• **Aim**:
Write every entry out again exactly, please, and skip the pictures.

• **Supplied entries**:
________

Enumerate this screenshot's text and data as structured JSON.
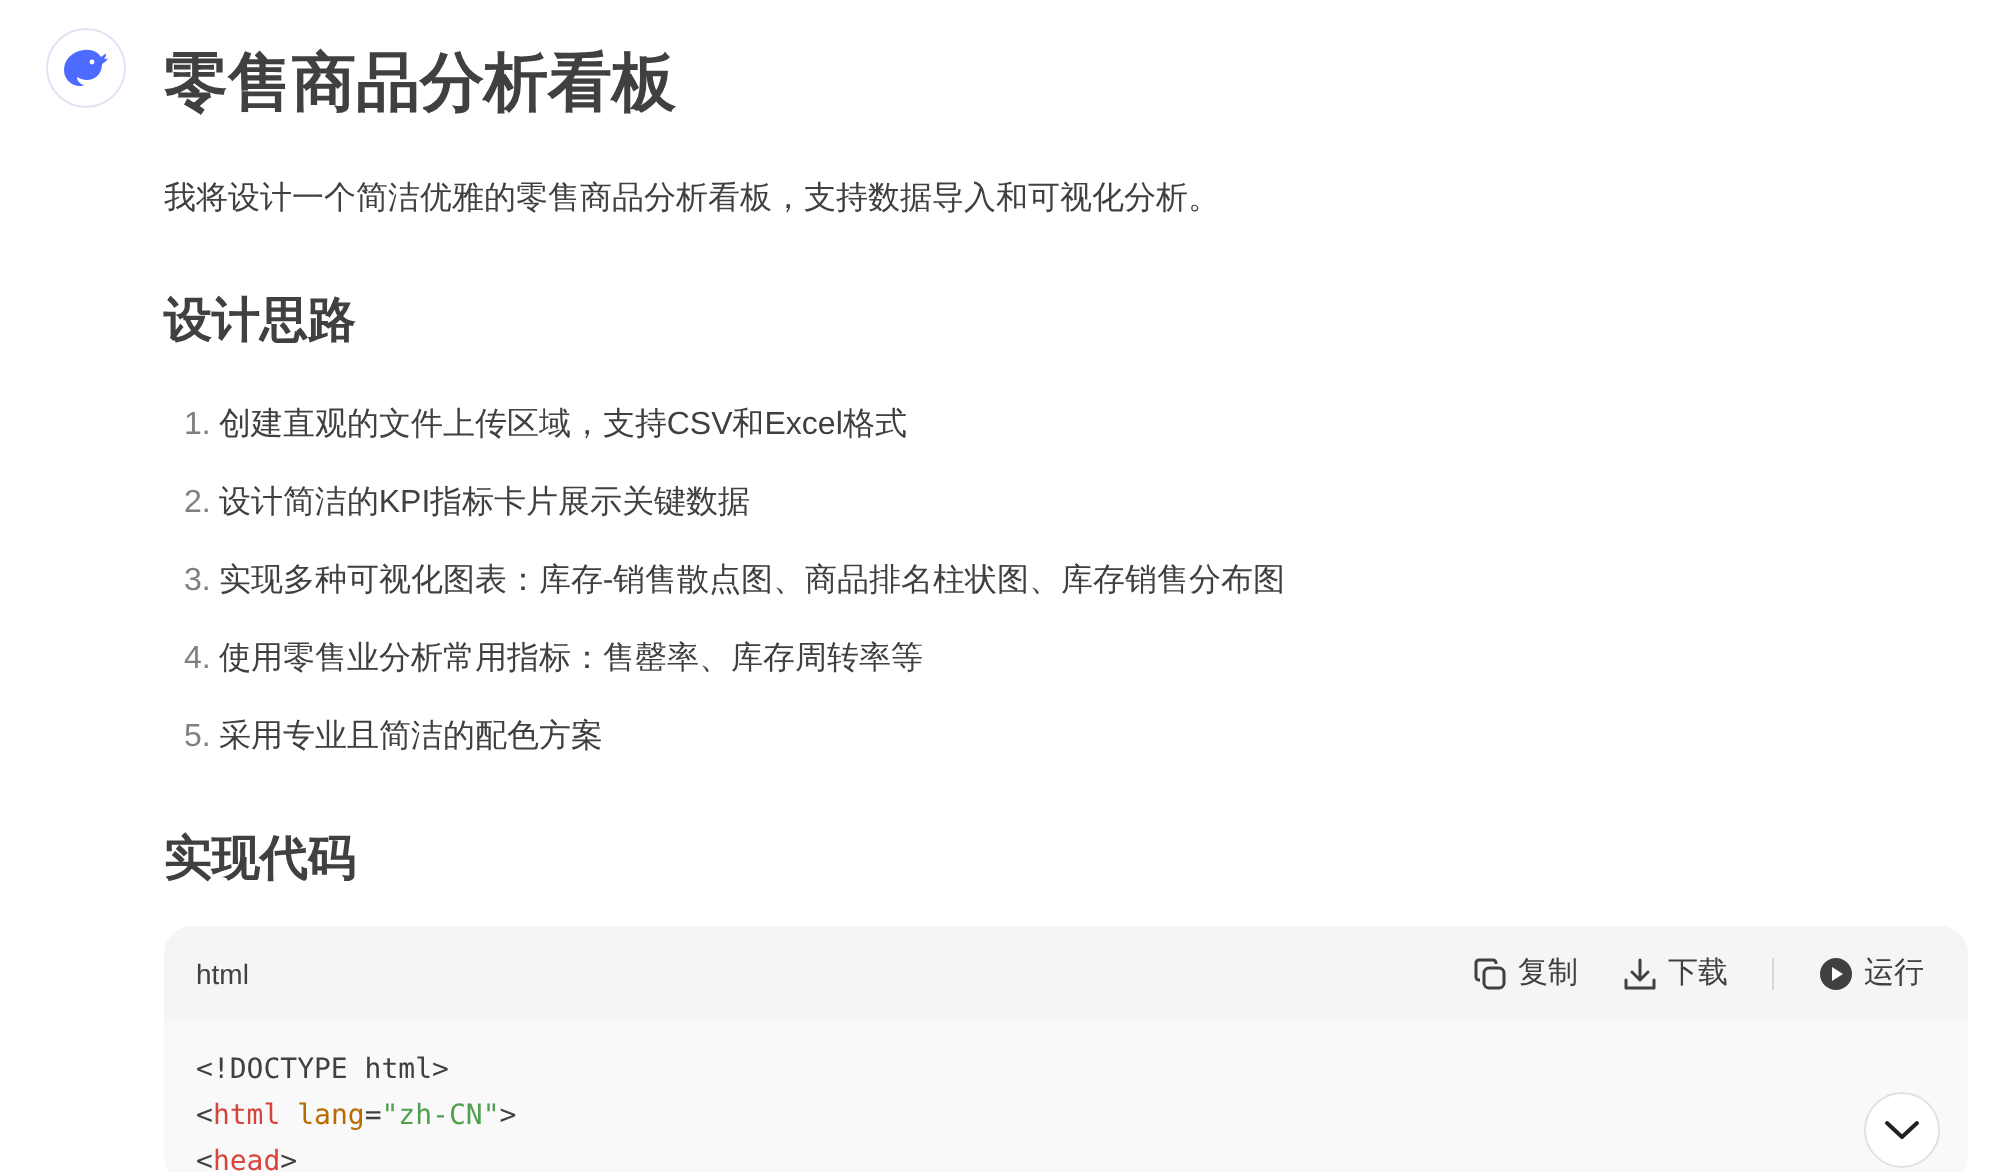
{
  "title": "零售商品分析看板",
  "intro": "我将设计一个简洁优雅的零售商品分析看板，支持数据导入和可视化分析。",
  "sections": [
    {
      "heading": "设计思路",
      "items": [
        {
          "number": "1.",
          "text": "创建直观的文件上传区域，支持CSV和Excel格式"
        },
        {
          "number": "2.",
          "text": "设计简洁的KPI指标卡片展示关键数据"
        },
        {
          "number": "3.",
          "text": "实现多种可视化图表：库存-销售散点图、商品排名柱状图、库存销售分布图"
        },
        {
          "number": "4.",
          "text": "使用零售业分析常用指标：售罄率、库存周转率等"
        },
        {
          "number": "5.",
          "text": "采用专业且简洁的配色方案"
        }
      ]
    },
    {
      "heading": "实现代码"
    }
  ],
  "code_block": {
    "language": "html",
    "actions": [
      {
        "kind": "copy",
        "label": "复制"
      },
      {
        "kind": "download",
        "label": "下载"
      },
      {
        "kind": "run",
        "label": "运行"
      }
    ],
    "lines": [
      [
        {
          "kind": "plain",
          "text": "<!DOCTYPE html>"
        }
      ],
      [
        {
          "kind": "plain",
          "text": "<"
        },
        {
          "kind": "tag",
          "text": "html "
        },
        {
          "kind": "attr",
          "text": "lang"
        },
        {
          "kind": "plain",
          "text": "="
        },
        {
          "kind": "string",
          "text": "\"zh-CN\""
        },
        {
          "kind": "plain",
          "text": ">"
        }
      ],
      [
        {
          "kind": "plain",
          "text": "<"
        },
        {
          "kind": "tag",
          "text": "head"
        },
        {
          "kind": "plain",
          "text": ">"
        }
      ]
    ]
  }
}
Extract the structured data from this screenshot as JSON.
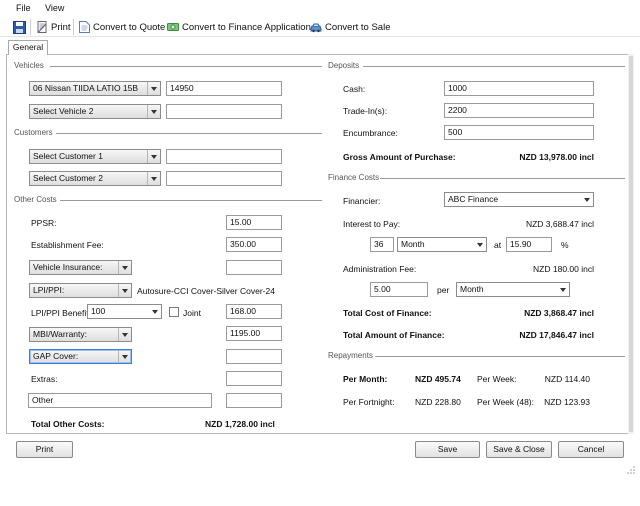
{
  "menu": {
    "file": "File",
    "view": "View"
  },
  "toolbar": {
    "print": "Print",
    "convert_quote": "Convert to Quote",
    "convert_finance": "Convert to Finance Application",
    "convert_sale": "Convert to Sale"
  },
  "tabs": {
    "general": "General"
  },
  "vehicles": {
    "section": "Vehicles",
    "vehicle1": "06 Nissan TIIDA LATIO 15B",
    "vehicle1_value": "14950",
    "vehicle2": "Select Vehicle 2",
    "vehicle2_value": ""
  },
  "customers": {
    "section": "Customers",
    "customer1": "Select Customer 1",
    "customer1_value": "",
    "customer2": "Select Customer 2",
    "customer2_value": ""
  },
  "other_costs": {
    "section": "Other Costs",
    "ppsr_label": "PPSR:",
    "ppsr_value": "15.00",
    "establishment_label": "Establishment Fee:",
    "establishment_value": "350.00",
    "vehicle_insurance": "Vehicle Insurance:",
    "vehicle_insurance_value": "",
    "lpi_ppi": "LPI/PPI:",
    "lpi_ppi_desc": "Autosure-CCI Cover-Silver Cover-24",
    "lpi_benefit_label": "LPI/PPI Benefit:",
    "lpi_benefit_value": "100",
    "joint_label": "Joint",
    "lpi_amount": "168.00",
    "mbi_warranty": "MBI/Warranty:",
    "mbi_value": "1195.00",
    "gap_cover": "GAP Cover:",
    "gap_value": "",
    "extras_label": "Extras:",
    "extras_value": "",
    "other_text": "Other",
    "other_value": "",
    "total_label": "Total Other Costs:",
    "total_value": "NZD 1,728.00 incl"
  },
  "deposits": {
    "section": "Deposits",
    "cash_label": "Cash:",
    "cash_value": "1000",
    "tradein_label": "Trade-In(s):",
    "tradein_value": "2200",
    "encumbrance_label": "Encumbrance:",
    "encumbrance_value": "500",
    "gross_label": "Gross Amount of Purchase:",
    "gross_value": "NZD 13,978.00 incl"
  },
  "finance": {
    "section": "Finance Costs",
    "financier_label": "Financier:",
    "financier_value": "ABC Finance",
    "interest_label": "Interest to Pay:",
    "interest_value": "NZD 3,688.47 incl",
    "term_value": "36",
    "term_unit": "Month",
    "at_label": "at",
    "rate_value": "15.90",
    "percent": "%",
    "admin_label": "Administration Fee:",
    "admin_value": "NZD 180.00 incl",
    "admin_amount": "5.00",
    "per_label": "per",
    "admin_unit": "Month",
    "total_cost_label": "Total Cost of Finance:",
    "total_cost_value": "NZD 3,868.47 incl",
    "total_amount_label": "Total Amount of Finance:",
    "total_amount_value": "NZD 17,846.47 incl"
  },
  "repayments": {
    "section": "Repayments",
    "per_month_label": "Per Month:",
    "per_month_value": "NZD 495.74",
    "per_week_label": "Per Week:",
    "per_week_value": "NZD 114.40",
    "per_fortnight_label": "Per Fortnight:",
    "per_fortnight_value": "NZD 228.80",
    "per_week48_label": "Per Week (48):",
    "per_week48_value": "NZD 123.93"
  },
  "buttons": {
    "print": "Print",
    "save": "Save",
    "save_close": "Save & Close",
    "cancel": "Cancel"
  },
  "colors": {
    "accent": "#3b7dd8",
    "border": "#9a9a9a"
  }
}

________

• **Answer to the problem**:
Enumerate this screenshot's text and data as structured JSON.
{
  "title": "零售商品分析看板",
  "intro": "我将设计一个简洁优雅的零售商品分析看板，支持数据导入和可视化分析。",
  "sections": [
    {
      "heading": "设计思路",
      "items": [
        {
          "number": "1.",
          "text": "创建直观的文件上传区域，支持CSV和Excel格式"
        },
        {
          "number": "2.",
          "text": "设计简洁的KPI指标卡片展示关键数据"
        },
        {
          "number": "3.",
          "text": "实现多种可视化图表：库存-销售散点图、商品排名柱状图、库存销售分布图"
        },
        {
          "number": "4.",
          "text": "使用零售业分析常用指标：售罄率、库存周转率等"
        },
        {
          "number": "5.",
          "text": "采用专业且简洁的配色方案"
        }
      ]
    },
    {
      "heading": "实现代码"
    }
  ],
  "code_block": {
    "language": "html",
    "actions": [
      {
        "kind": "copy",
        "label": "复制"
      },
      {
        "kind": "download",
        "label": "下载"
      },
      {
        "kind": "run",
        "label": "运行"
      }
    ],
    "lines": [
      [
        {
          "kind": "plain",
          "text": "<!DOCTYPE html>"
        }
      ],
      [
        {
          "kind": "plain",
          "text": "<"
        },
        {
          "kind": "tag",
          "text": "html "
        },
        {
          "kind": "attr",
          "text": "lang"
        },
        {
          "kind": "plain",
          "text": "="
        },
        {
          "kind": "string",
          "text": "\"zh-CN\""
        },
        {
          "kind": "plain",
          "text": ">"
        }
      ],
      [
        {
          "kind": "plain",
          "text": "<"
        },
        {
          "kind": "tag",
          "text": "head"
        },
        {
          "kind": "plain",
          "text": ">"
        }
      ]
    ]
  }
}
Extract the structured data from this screenshot as JSON.
{
  "menu": {
    "file": "File",
    "view": "View"
  },
  "toolbar": {
    "print": "Print",
    "convert_quote": "Convert to Quote",
    "convert_finance": "Convert to Finance Application",
    "convert_sale": "Convert to Sale"
  },
  "tabs": {
    "general": "General"
  },
  "vehicles": {
    "section": "Vehicles",
    "vehicle1": "06 Nissan TIIDA LATIO 15B",
    "vehicle1_value": "14950",
    "vehicle2": "Select Vehicle 2",
    "vehicle2_value": ""
  },
  "customers": {
    "section": "Customers",
    "customer1": "Select Customer 1",
    "customer1_value": "",
    "customer2": "Select Customer 2",
    "customer2_value": ""
  },
  "other_costs": {
    "section": "Other Costs",
    "ppsr_label": "PPSR:",
    "ppsr_value": "15.00",
    "establishment_label": "Establishment Fee:",
    "establishment_value": "350.00",
    "vehicle_insurance": "Vehicle Insurance:",
    "vehicle_insurance_value": "",
    "lpi_ppi": "LPI/PPI:",
    "lpi_ppi_desc": "Autosure-CCI Cover-Silver Cover-24",
    "lpi_benefit_label": "LPI/PPI Benefit:",
    "lpi_benefit_value": "100",
    "joint_label": "Joint",
    "lpi_amount": "168.00",
    "mbi_warranty": "MBI/Warranty:",
    "mbi_value": "1195.00",
    "gap_cover": "GAP Cover:",
    "gap_value": "",
    "extras_label": "Extras:",
    "extras_value": "",
    "other_text": "Other",
    "other_value": "",
    "total_label": "Total Other Costs:",
    "total_value": "NZD 1,728.00 incl"
  },
  "deposits": {
    "section": "Deposits",
    "cash_label": "Cash:",
    "cash_value": "1000",
    "tradein_label": "Trade-In(s):",
    "tradein_value": "2200",
    "encumbrance_label": "Encumbrance:",
    "encumbrance_value": "500",
    "gross_label": "Gross Amount of Purchase:",
    "gross_value": "NZD 13,978.00 incl"
  },
  "finance": {
    "section": "Finance Costs",
    "financier_label": "Financier:",
    "financier_value": "ABC Finance",
    "interest_label": "Interest to Pay:",
    "interest_value": "NZD 3,688.47 incl",
    "term_value": "36",
    "term_unit": "Month",
    "at_label": "at",
    "rate_value": "15.90",
    "percent": "%",
    "admin_label": "Administration Fee:",
    "admin_value": "NZD 180.00 incl",
    "admin_amount": "5.00",
    "per_label": "per",
    "admin_unit": "Month",
    "total_cost_label": "Total Cost of Finance:",
    "total_cost_value": "NZD 3,868.47 incl",
    "total_amount_label": "Total Amount of Finance:",
    "total_amount_value": "NZD 17,846.47 incl"
  },
  "repayments": {
    "section": "Repayments",
    "per_month_label": "Per Month:",
    "per_month_value": "NZD 495.74",
    "per_week_label": "Per Week:",
    "per_week_value": "NZD 114.40",
    "per_fortnight_label": "Per Fortnight:",
    "per_fortnight_value": "NZD 228.80",
    "per_week48_label": "Per Week (48):",
    "per_week48_value": "NZD 123.93"
  },
  "buttons": {
    "print": "Print",
    "save": "Save",
    "save_close": "Save & Close",
    "cancel": "Cancel"
  },
  "colors": {
    "accent": "#3b7dd8",
    "border": "#9a9a9a"
  }
}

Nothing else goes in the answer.